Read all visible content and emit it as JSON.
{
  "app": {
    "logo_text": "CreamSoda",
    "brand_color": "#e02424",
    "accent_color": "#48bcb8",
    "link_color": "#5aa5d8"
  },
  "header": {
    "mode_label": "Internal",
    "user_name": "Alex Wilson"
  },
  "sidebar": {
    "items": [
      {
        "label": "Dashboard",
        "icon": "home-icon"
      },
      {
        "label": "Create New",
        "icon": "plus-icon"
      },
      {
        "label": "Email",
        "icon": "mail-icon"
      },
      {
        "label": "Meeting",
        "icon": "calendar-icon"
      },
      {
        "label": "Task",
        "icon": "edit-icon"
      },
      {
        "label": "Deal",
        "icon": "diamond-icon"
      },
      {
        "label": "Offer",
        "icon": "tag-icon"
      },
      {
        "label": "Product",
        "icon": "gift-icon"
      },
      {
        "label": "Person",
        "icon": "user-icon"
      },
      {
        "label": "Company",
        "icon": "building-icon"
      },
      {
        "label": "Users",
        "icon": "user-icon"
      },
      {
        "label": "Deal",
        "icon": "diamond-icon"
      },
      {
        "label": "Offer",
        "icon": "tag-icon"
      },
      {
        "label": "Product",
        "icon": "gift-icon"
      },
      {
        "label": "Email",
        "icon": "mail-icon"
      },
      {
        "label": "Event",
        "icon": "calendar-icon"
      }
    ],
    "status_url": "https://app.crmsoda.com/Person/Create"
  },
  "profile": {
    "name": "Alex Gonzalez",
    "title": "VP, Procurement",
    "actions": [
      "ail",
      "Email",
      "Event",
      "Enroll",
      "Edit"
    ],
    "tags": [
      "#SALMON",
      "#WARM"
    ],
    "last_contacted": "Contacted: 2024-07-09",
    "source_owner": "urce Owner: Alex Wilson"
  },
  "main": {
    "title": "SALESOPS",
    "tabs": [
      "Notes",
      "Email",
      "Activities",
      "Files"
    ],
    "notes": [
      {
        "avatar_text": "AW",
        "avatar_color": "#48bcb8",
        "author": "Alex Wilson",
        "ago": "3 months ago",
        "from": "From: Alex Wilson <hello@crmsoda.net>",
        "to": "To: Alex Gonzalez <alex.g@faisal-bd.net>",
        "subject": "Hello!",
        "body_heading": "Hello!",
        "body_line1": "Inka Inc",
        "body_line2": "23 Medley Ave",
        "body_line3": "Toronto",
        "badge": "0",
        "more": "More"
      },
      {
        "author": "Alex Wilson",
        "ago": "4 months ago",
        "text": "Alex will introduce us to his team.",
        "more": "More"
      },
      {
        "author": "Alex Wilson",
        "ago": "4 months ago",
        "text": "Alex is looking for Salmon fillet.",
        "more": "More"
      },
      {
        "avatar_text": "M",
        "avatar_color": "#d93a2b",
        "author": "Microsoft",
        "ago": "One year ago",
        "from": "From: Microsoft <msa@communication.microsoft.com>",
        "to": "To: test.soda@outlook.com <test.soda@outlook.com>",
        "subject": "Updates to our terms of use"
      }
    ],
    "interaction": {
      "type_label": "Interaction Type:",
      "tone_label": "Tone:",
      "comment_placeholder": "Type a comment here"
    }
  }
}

◇ ◇ ◇ ◇

Problem description: Lines containing the word "from" are to be counted in the listing; state their number alone.

Response for this exercise: 2